== PROBLEM REQUIREMENTS ==
Below is a listing; reproduce each line of it exactly.

== DATA ROWS ==
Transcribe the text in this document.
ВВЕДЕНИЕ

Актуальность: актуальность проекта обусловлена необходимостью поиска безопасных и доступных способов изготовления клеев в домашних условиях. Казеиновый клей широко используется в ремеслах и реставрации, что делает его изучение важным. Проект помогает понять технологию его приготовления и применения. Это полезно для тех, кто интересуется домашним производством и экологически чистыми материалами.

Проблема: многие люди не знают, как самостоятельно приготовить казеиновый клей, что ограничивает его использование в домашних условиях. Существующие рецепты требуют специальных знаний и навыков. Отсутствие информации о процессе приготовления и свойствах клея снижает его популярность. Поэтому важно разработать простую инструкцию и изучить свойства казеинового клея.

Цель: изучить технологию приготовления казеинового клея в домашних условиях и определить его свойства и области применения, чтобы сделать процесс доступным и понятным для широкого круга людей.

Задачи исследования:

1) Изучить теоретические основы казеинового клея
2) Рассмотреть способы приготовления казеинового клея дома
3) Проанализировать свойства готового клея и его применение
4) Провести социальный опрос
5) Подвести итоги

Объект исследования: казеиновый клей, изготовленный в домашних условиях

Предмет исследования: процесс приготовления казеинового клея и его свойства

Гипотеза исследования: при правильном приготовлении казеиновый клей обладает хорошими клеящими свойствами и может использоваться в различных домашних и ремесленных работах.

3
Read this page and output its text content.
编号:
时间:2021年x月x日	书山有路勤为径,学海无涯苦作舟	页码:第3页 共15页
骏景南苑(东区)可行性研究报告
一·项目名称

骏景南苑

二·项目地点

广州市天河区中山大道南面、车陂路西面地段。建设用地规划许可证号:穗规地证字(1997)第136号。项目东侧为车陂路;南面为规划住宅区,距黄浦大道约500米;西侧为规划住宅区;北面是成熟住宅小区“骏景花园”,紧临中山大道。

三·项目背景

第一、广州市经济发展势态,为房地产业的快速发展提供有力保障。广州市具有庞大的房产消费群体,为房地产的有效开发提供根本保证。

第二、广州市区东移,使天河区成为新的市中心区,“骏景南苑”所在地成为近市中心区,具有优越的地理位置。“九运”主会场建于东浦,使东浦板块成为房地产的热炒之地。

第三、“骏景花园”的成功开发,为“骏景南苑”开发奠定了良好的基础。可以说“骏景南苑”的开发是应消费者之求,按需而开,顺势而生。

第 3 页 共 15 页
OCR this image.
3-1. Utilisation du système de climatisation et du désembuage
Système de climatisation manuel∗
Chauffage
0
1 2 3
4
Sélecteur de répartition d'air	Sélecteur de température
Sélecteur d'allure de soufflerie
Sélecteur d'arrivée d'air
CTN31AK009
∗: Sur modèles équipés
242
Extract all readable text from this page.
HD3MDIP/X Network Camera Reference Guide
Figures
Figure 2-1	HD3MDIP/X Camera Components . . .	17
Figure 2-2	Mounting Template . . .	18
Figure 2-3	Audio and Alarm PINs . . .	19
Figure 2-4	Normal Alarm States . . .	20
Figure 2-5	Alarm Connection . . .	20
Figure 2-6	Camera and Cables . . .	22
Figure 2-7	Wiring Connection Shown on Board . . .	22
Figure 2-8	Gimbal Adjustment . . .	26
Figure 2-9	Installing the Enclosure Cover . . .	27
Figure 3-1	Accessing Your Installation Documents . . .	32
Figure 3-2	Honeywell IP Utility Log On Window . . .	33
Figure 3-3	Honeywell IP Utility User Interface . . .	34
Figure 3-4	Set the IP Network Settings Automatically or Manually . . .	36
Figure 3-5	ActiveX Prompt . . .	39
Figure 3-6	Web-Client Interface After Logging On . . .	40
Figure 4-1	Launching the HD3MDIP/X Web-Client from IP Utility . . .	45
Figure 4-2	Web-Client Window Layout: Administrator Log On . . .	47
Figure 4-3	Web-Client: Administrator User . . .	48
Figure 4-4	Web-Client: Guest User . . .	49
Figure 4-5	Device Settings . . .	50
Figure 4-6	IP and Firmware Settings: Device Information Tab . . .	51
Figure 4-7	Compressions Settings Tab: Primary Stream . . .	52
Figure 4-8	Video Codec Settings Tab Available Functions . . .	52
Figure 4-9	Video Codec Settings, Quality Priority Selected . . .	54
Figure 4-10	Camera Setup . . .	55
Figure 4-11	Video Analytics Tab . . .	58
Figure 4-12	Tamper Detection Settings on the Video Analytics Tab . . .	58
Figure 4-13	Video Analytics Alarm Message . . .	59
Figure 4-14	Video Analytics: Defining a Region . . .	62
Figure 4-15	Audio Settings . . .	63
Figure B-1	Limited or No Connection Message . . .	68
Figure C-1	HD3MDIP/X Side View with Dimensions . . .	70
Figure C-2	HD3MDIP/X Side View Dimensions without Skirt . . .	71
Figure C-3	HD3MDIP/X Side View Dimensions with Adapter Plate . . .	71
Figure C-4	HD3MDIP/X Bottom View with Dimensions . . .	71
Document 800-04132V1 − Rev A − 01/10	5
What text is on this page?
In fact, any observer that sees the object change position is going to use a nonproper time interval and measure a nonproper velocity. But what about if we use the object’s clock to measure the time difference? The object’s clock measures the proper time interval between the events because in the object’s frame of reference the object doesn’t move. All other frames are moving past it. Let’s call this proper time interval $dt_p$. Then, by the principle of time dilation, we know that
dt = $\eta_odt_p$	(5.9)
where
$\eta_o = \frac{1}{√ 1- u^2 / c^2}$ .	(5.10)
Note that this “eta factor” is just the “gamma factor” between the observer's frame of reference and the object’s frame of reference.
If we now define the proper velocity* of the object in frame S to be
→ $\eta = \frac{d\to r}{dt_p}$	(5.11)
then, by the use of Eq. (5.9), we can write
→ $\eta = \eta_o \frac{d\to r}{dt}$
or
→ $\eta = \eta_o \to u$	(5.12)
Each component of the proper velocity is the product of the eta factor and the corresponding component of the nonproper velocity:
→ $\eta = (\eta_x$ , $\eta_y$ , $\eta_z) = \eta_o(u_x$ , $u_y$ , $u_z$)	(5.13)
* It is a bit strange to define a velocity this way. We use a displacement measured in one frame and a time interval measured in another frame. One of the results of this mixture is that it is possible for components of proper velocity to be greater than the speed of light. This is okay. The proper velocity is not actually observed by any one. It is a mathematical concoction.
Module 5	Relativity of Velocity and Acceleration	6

== SOLUTION TO THIS TASK ==
Transcribe the text in this document.
ВВЕДЕНИЕ

Актуальность: актуальность проекта обусловлена необходимостью поиска безопасных и доступных способов изготовления клеев в домашних условиях. Казеиновый клей широко используется в ремеслах и реставрации, что делает его изучение важным. Проект помогает понять технологию его приготовления и применения. Это полезно для тех, кто интересуется домашним производством и экологически чистыми материалами.

Проблема: многие люди не знают, как самостоятельно приготовить казеиновый клей, что ограничивает его использование в домашних условиях. Существующие рецепты требуют специальных знаний и навыков. Отсутствие информации о процессе приготовления и свойствах клея снижает его популярность. Поэтому важно разработать простую инструкцию и изучить свойства казеинового клея.

Цель: изучить технологию приготовления казеинового клея в домашних условиях и определить его свойства и области применения, чтобы сделать процесс доступным и понятным для широкого круга людей.

Задачи исследования:

1) Изучить теоретические основы казеинового клея
2) Рассмотреть способы приготовления казеинового клея дома
3) Проанализировать свойства готового клея и его применение
4) Провести социальный опрос
5) Подвести итоги

Объект исследования: казеиновый клей, изготовленный в домашних условиях

Предмет исследования: процесс приготовления казеинового клея и его свойства

Гипотеза исследования: при правильном приготовлении казеиновый клей обладает хорошими клеящими свойствами и может использоваться в различных домашних и ремесленных работах.

3
Read this page and output its text content.
编号:
时间:2021年x月x日	书山有路勤为径,学海无涯苦作舟	页码:第3页 共15页
骏景南苑(东区)可行性研究报告
一·项目名称

骏景南苑

二·项目地点

广州市天河区中山大道南面、车陂路西面地段。建设用地规划许可证号:穗规地证字(1997)第136号。项目东侧为车陂路;南面为规划住宅区,距黄浦大道约500米;西侧为规划住宅区;北面是成熟住宅小区“骏景花园”,紧临中山大道。

三·项目背景

第一、广州市经济发展势态,为房地产业的快速发展提供有力保障。广州市具有庞大的房产消费群体,为房地产的有效开发提供根本保证。

第二、广州市区东移,使天河区成为新的市中心区,“骏景南苑”所在地成为近市中心区,具有优越的地理位置。“九运”主会场建于东浦,使东浦板块成为房地产的热炒之地。

第三、“骏景花园”的成功开发,为“骏景南苑”开发奠定了良好的基础。可以说“骏景南苑”的开发是应消费者之求,按需而开,顺势而生。

第 3 页 共 15 页
OCR this image.
3-1. Utilisation du système de climatisation et du désembuage
Système de climatisation manuel∗
Chauffage
0
1 2 3
4
Sélecteur de répartition d'air	Sélecteur de température
Sélecteur d'allure de soufflerie
Sélecteur d'arrivée d'air
CTN31AK009
∗: Sur modèles équipés
242
Extract all readable text from this page.
HD3MDIP/X Network Camera Reference Guide
Figures
Figure 2-1	HD3MDIP/X Camera Components . . .	17
Figure 2-2	Mounting Template . . .	18
Figure 2-3	Audio and Alarm PINs . . .	19
Figure 2-4	Normal Alarm States . . .	20
Figure 2-5	Alarm Connection . . .	20
Figure 2-6	Camera and Cables . . .	22
Figure 2-7	Wiring Connection Shown on Board . . .	22
Figure 2-8	Gimbal Adjustment . . .	26
Figure 2-9	Installing the Enclosure Cover . . .	27
Figure 3-1	Accessing Your Installation Documents . . .	32
Figure 3-2	Honeywell IP Utility Log On Window . . .	33
Figure 3-3	Honeywell IP Utility User Interface . . .	34
Figure 3-4	Set the IP Network Settings Automatically or Manually . . .	36
Figure 3-5	ActiveX Prompt . . .	39
Figure 3-6	Web-Client Interface After Logging On . . .	40
Figure 4-1	Launching the HD3MDIP/X Web-Client from IP Utility . . .	45
Figure 4-2	Web-Client Window Layout: Administrator Log On . . .	47
Figure 4-3	Web-Client: Administrator User . . .	48
Figure 4-4	Web-Client: Guest User . . .	49
Figure 4-5	Device Settings . . .	50
Figure 4-6	IP and Firmware Settings: Device Information Tab . . .	51
Figure 4-7	Compressions Settings Tab: Primary Stream . . .	52
Figure 4-8	Video Codec Settings Tab Available Functions . . .	52
Figure 4-9	Video Codec Settings, Quality Priority Selected . . .	54
Figure 4-10	Camera Setup . . .	55
Figure 4-11	Video Analytics Tab . . .	58
Figure 4-12	Tamper Detection Settings on the Video Analytics Tab . . .	58
Figure 4-13	Video Analytics Alarm Message . . .	59
Figure 4-14	Video Analytics: Defining a Region . . .	62
Figure 4-15	Audio Settings . . .	63
Figure B-1	Limited or No Connection Message . . .	68
Figure C-1	HD3MDIP/X Side View with Dimensions . . .	70
Figure C-2	HD3MDIP/X Side View Dimensions without Skirt . . .	71
Figure C-3	HD3MDIP/X Side View Dimensions with Adapter Plate . . .	71
Figure C-4	HD3MDIP/X Bottom View with Dimensions . . .	71
Document 800-04132V1 − Rev A − 01/10	5
What text is on this page?
In fact, any observer that sees the object change position is going to use a nonproper time interval and measure a nonproper velocity. But what about if we use the object’s clock to measure the time difference? The object’s clock measures the proper time interval between the events because in the object’s frame of reference the object doesn’t move. All other frames are moving past it. Let’s call this proper time interval $dt_p$. Then, by the principle of time dilation, we know that
dt = $\eta_odt_p$	(5.9)
where
$\eta_o = \frac{1}{√ 1- u^2 / c^2}$ .	(5.10)
Note that this “eta factor” is just the “gamma factor” between the observer's frame of reference and the object’s frame of reference.
If we now define the proper velocity* of the object in frame S to be
→ $\eta = \frac{d\to r}{dt_p}$	(5.11)
then, by the use of Eq. (5.9), we can write
→ $\eta = \eta_o \frac{d\to r}{dt}$
or
→ $\eta = \eta_o \to u$	(5.12)
Each component of the proper velocity is the product of the eta factor and the corresponding component of the nonproper velocity:
→ $\eta = (\eta_x$ , $\eta_y$ , $\eta_z) = \eta_o(u_x$ , $u_y$ , $u_z$)	(5.13)
* It is a bit strange to define a velocity this way. We use a displacement measured in one frame and a time interval measured in another frame. One of the results of this mixture is that it is possible for components of proper velocity to be greater than the speed of light. This is okay. The proper velocity is not actually observed by any one. It is a mathematical concoction.
Module 5	Relativity of Velocity and Acceleration	6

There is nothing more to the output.